══ DATA FOR THE TASK ══
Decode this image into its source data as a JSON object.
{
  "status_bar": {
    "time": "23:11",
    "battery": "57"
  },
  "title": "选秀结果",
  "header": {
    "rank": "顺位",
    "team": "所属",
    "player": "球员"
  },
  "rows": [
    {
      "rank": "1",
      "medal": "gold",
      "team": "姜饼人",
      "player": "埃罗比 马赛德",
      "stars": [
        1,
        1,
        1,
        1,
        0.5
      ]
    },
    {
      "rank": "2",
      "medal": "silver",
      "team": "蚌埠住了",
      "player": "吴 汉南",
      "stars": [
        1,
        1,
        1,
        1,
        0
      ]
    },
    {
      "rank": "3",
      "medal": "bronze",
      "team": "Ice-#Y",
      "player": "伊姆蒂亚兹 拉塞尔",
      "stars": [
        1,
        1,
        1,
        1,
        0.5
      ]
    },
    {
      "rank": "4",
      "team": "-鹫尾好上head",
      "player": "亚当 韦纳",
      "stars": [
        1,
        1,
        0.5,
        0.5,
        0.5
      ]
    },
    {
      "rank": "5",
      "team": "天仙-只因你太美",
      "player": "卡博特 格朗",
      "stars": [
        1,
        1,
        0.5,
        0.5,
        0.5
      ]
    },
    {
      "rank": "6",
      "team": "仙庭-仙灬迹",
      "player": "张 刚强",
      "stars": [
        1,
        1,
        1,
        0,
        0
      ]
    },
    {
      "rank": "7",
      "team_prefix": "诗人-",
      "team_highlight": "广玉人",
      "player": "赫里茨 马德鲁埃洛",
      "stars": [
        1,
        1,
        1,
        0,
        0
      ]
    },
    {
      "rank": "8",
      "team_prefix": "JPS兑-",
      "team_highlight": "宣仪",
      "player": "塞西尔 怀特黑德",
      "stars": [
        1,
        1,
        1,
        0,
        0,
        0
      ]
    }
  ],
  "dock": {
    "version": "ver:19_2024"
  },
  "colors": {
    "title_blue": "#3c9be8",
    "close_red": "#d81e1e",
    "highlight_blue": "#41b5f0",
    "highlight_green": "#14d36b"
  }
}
═══
TO BE DONE
Copy out all of the records above with nothing altered.

TASK OUTPUT
Decode this image into its source data as a JSON object.
{
  "status_bar": {
    "time": "23:11",
    "battery": "57"
  },
  "title": "选秀结果",
  "header": {
    "rank": "顺位",
    "team": "所属",
    "player": "球员"
  },
  "rows": [
    {
      "rank": "1",
      "medal": "gold",
      "team": "姜饼人",
      "player": "埃罗比 马赛德",
      "stars": [
        1,
        1,
        1,
        1,
        0.5
      ]
    },
    {
      "rank": "2",
      "medal": "silver",
      "team": "蚌埠住了",
      "player": "吴 汉南",
      "stars": [
        1,
        1,
        1,
        1,
        0
      ]
    },
    {
      "rank": "3",
      "medal": "bronze",
      "team": "Ice-#Y",
      "player": "伊姆蒂亚兹 拉塞尔",
      "stars": [
        1,
        1,
        1,
        1,
        0.5
      ]
    },
    {
      "rank": "4",
      "team": "-鹫尾好上head",
      "player": "亚当 韦纳",
      "stars": [
        1,
        1,
        0.5,
        0.5,
        0.5
      ]
    },
    {
      "rank": "5",
      "team": "天仙-只因你太美",
      "player": "卡博特 格朗",
      "stars": [
        1,
        1,
        0.5,
        0.5,
        0.5
      ]
    },
    {
      "rank": "6",
      "team": "仙庭-仙灬迹",
      "player": "张 刚强",
      "stars": [
        1,
        1,
        1,
        0,
        0
      ]
    },
    {
      "rank": "7",
      "team_prefix": "诗人-",
      "team_highlight": "广玉人",
      "player": "赫里茨 马德鲁埃洛",
      "stars": [
        1,
        1,
        1,
        0,
        0
      ]
    },
    {
      "rank": "8",
      "team_prefix": "JPS兑-",
      "team_highlight": "宣仪",
      "player": "塞西尔 怀特黑德",
      "stars": [
        1,
        1,
        1,
        0,
        0,
        0
      ]
    }
  ],
  "dock": {
    "version": "ver:19_2024"
  },
  "colors": {
    "title_blue": "#3c9be8",
    "close_red": "#d81e1e",
    "highlight_blue": "#41b5f0",
    "highlight_green": "#14d36b"
  }
}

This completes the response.